#### Set problem
Check each line of the data for "Sverige" and select those that have it.

[Data tied to figure images]
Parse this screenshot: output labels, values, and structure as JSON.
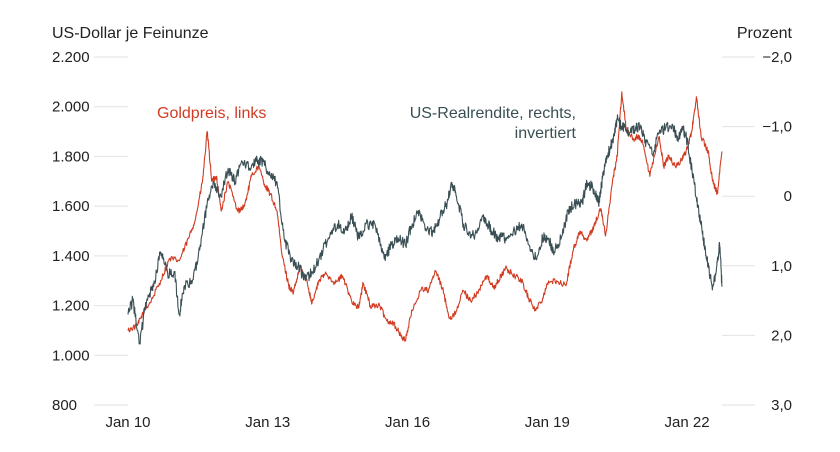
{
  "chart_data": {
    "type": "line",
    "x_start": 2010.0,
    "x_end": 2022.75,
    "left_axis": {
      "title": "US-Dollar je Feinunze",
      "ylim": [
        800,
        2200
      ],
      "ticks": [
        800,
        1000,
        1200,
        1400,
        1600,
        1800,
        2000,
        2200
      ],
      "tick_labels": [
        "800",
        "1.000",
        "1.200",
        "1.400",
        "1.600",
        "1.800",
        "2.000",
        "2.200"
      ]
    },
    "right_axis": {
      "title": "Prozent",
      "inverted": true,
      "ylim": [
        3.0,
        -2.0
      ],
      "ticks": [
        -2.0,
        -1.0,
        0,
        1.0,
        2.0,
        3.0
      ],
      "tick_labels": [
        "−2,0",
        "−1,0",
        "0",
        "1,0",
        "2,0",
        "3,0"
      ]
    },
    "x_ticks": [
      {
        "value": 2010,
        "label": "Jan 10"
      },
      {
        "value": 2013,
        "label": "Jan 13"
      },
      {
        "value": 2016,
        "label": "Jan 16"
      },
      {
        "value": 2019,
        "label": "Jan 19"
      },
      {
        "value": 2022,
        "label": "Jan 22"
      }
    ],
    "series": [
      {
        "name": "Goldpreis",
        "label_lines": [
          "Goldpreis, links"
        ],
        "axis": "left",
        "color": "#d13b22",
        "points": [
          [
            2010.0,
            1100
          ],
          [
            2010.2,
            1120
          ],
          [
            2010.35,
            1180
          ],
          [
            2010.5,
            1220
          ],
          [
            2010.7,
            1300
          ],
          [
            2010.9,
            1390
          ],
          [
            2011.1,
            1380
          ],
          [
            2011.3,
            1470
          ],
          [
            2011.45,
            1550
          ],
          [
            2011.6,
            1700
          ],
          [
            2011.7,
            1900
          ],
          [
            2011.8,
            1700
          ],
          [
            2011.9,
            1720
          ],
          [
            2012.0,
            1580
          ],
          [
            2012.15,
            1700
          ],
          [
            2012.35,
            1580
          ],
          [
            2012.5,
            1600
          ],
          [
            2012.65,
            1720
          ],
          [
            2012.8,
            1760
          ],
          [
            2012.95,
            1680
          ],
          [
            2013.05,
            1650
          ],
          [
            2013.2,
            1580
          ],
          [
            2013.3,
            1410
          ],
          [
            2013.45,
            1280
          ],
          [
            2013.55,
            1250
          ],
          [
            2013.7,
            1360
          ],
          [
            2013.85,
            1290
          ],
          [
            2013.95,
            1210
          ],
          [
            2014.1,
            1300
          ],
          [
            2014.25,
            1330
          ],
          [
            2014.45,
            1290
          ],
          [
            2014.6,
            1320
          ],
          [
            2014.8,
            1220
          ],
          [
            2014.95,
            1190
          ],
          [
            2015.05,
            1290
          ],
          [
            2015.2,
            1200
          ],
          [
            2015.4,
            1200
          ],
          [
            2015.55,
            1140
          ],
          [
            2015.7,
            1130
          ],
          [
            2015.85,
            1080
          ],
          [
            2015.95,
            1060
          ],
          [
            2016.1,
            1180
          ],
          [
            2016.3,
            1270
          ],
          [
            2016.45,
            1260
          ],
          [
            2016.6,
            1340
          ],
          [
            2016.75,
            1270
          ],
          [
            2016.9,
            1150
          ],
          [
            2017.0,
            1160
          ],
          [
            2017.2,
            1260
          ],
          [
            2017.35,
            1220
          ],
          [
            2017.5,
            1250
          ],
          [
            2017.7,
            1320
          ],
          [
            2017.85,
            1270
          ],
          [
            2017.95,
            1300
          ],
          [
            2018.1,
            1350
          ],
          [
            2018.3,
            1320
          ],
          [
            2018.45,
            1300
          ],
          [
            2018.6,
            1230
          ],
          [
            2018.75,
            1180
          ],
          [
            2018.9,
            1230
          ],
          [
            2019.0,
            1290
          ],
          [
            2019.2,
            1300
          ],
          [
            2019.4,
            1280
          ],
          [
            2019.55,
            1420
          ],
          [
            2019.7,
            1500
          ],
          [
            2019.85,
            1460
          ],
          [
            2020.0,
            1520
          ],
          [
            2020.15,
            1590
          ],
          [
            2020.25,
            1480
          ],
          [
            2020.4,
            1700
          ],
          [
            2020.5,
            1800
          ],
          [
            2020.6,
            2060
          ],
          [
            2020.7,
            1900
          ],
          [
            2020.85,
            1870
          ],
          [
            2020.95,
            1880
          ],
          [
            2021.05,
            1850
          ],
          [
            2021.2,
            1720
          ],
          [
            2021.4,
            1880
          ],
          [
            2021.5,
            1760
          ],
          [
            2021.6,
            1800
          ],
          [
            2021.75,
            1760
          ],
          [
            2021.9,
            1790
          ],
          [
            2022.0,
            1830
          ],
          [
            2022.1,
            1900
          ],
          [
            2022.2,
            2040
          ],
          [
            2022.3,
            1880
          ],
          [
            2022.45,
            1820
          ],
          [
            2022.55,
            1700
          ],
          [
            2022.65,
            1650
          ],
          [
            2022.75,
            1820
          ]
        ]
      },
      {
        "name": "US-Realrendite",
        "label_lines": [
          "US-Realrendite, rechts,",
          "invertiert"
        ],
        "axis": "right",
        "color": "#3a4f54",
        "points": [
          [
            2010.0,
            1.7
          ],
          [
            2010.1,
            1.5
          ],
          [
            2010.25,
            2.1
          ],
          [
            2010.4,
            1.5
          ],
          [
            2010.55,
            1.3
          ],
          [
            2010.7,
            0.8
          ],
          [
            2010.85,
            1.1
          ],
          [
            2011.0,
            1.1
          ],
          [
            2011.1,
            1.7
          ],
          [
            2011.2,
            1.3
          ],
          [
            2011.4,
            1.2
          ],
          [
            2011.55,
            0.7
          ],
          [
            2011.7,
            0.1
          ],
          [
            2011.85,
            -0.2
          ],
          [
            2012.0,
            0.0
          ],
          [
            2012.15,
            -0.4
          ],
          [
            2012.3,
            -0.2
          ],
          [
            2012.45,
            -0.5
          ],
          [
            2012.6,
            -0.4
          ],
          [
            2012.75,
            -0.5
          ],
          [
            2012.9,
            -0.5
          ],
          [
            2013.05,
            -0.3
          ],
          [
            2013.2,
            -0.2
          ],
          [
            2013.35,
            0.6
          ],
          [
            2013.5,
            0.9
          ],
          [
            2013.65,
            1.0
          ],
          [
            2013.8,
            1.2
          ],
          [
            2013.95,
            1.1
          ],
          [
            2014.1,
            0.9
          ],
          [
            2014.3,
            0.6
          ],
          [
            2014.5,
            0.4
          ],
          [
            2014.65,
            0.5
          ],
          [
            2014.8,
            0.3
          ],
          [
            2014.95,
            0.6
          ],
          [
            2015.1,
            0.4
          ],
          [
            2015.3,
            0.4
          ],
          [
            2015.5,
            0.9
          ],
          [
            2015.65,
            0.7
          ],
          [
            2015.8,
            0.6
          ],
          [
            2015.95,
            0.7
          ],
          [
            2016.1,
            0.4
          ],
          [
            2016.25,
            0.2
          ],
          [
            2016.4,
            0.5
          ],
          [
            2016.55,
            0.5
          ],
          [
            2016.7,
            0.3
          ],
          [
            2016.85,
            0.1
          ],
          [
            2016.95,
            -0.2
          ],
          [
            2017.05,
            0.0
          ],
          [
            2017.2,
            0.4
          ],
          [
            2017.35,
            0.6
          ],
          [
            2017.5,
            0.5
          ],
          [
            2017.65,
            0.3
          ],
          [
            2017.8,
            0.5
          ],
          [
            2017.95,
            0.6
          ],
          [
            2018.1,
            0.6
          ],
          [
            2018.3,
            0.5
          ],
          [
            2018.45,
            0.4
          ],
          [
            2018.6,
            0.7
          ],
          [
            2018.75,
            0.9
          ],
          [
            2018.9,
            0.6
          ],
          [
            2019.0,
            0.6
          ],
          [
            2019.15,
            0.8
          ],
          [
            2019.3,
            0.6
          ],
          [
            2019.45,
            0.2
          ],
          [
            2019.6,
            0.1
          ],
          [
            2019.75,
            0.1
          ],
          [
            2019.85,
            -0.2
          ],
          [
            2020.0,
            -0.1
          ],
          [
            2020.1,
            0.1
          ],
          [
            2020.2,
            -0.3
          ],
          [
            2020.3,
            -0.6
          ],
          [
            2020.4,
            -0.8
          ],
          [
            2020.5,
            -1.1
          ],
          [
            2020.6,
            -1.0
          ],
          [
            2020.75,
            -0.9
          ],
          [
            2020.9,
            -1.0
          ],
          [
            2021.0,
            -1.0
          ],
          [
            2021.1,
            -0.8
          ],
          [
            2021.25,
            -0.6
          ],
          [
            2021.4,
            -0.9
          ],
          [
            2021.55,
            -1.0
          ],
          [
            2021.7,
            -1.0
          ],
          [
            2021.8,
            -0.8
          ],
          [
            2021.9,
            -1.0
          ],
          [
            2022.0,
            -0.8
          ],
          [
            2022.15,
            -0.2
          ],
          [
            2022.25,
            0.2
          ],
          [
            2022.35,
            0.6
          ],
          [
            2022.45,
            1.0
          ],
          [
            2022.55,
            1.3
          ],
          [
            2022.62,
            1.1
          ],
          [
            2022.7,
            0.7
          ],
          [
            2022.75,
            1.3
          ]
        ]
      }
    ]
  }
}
--
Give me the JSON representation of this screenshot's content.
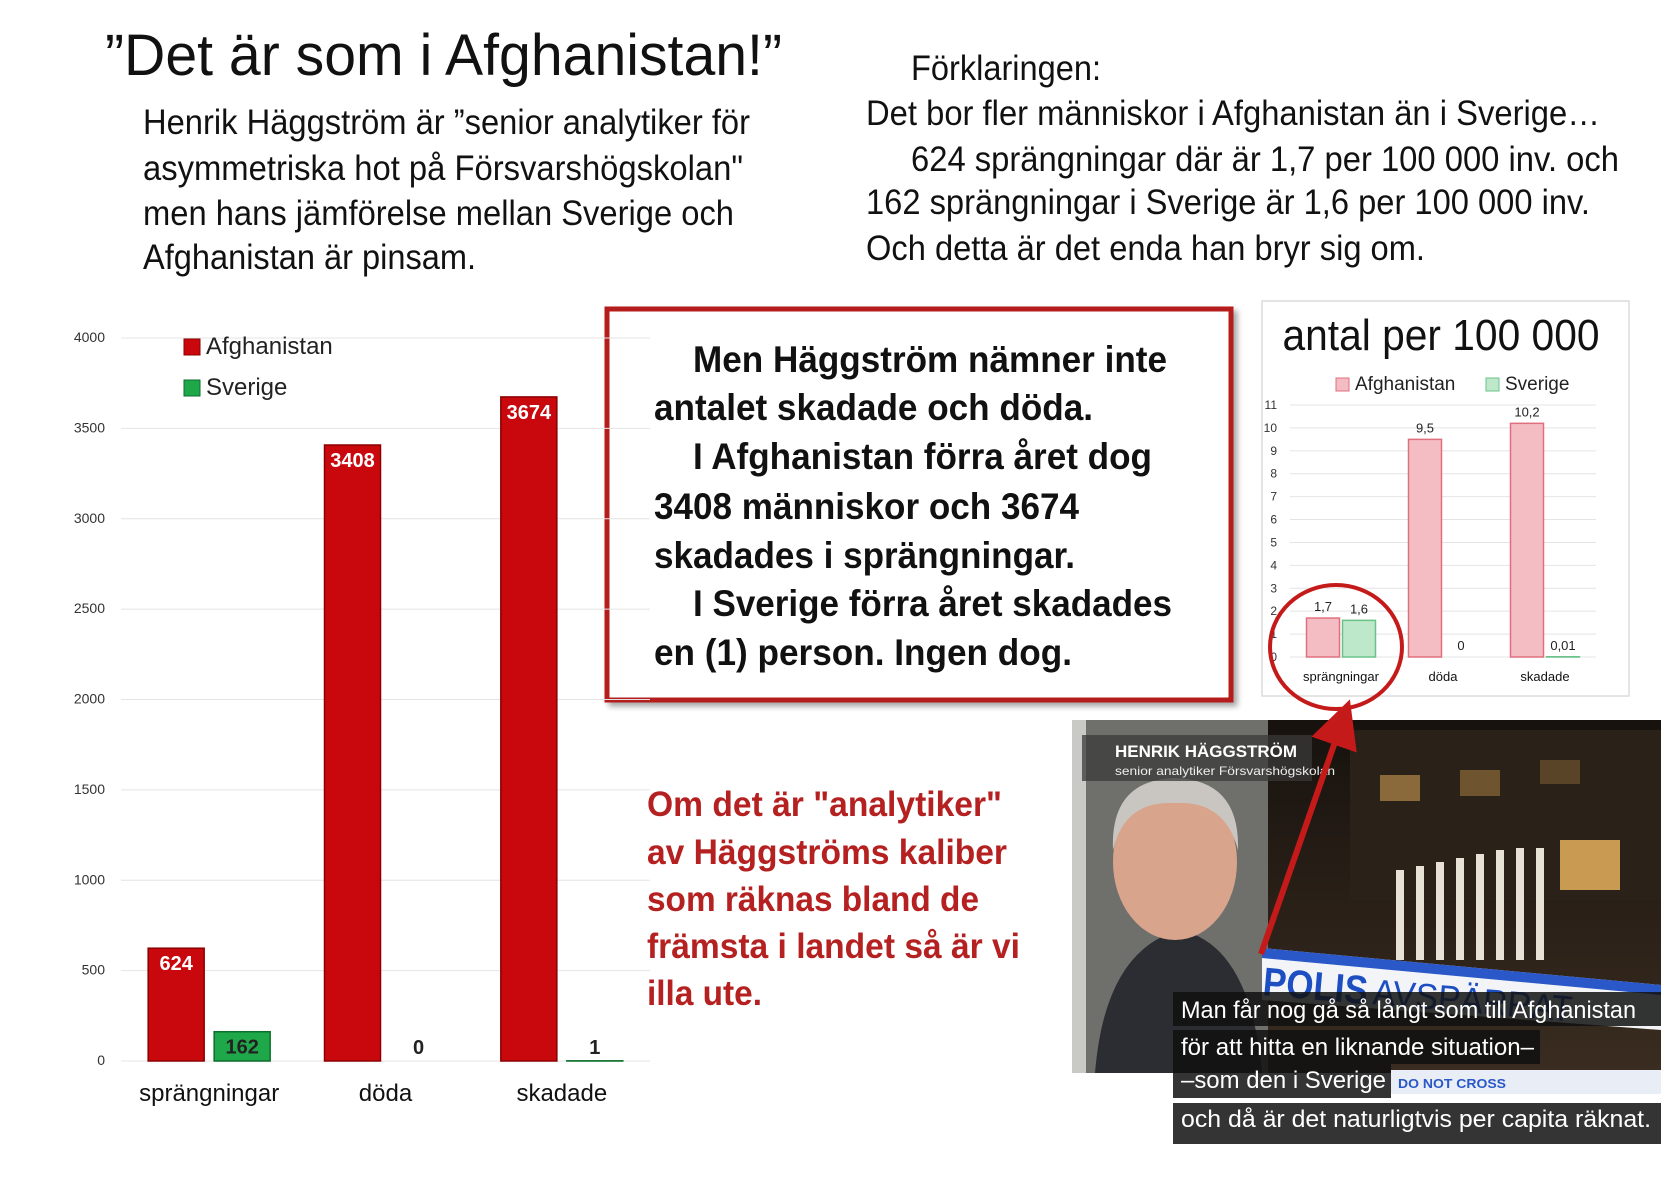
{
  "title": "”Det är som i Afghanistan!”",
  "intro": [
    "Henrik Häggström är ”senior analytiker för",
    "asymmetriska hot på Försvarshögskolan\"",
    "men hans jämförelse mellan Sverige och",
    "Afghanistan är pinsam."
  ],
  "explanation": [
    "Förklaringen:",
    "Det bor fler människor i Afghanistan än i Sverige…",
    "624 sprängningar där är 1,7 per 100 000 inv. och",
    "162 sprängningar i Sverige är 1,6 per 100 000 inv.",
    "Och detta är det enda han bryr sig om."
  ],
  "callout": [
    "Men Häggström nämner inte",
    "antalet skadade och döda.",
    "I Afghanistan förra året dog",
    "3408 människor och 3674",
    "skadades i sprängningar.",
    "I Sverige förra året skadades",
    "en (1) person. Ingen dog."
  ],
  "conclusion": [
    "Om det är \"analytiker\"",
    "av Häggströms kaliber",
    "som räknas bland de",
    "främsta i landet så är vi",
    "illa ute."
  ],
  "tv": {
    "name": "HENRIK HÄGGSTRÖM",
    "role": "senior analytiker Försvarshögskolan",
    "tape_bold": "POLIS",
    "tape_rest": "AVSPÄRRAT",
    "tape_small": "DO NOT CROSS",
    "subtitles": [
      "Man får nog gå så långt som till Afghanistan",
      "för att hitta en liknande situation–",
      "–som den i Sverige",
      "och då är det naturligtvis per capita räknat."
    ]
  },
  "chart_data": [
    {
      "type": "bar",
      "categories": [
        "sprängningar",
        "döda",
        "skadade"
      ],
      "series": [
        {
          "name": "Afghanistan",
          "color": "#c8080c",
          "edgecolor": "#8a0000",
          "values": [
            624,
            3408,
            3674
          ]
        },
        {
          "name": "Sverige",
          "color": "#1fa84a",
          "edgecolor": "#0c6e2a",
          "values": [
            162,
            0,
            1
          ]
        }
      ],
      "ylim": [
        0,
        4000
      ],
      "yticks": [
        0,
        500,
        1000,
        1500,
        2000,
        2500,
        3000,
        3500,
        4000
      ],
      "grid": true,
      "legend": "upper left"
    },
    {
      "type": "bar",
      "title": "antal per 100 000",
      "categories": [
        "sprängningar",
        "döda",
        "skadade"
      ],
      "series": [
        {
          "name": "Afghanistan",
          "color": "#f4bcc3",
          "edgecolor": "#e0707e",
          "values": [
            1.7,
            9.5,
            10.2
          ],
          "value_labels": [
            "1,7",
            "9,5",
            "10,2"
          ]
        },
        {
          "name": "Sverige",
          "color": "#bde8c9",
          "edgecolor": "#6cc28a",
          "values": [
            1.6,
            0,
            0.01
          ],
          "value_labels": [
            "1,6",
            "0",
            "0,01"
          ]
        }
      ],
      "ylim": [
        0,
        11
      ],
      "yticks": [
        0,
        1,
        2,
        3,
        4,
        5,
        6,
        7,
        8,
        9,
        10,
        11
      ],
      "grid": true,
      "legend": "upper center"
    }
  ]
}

#### Solution
    "men hans jämförelse mellan Sverige och",
    "Det bor fler människor i Afghanistan än i Sverige…",
    "162 sprängningar i Sverige är 1,6 per 100 000 inv.",
    "I Sverige förra året skadades",
      "–som den i Sverige",
          "name": "Sverige",
          "name": "Sverige",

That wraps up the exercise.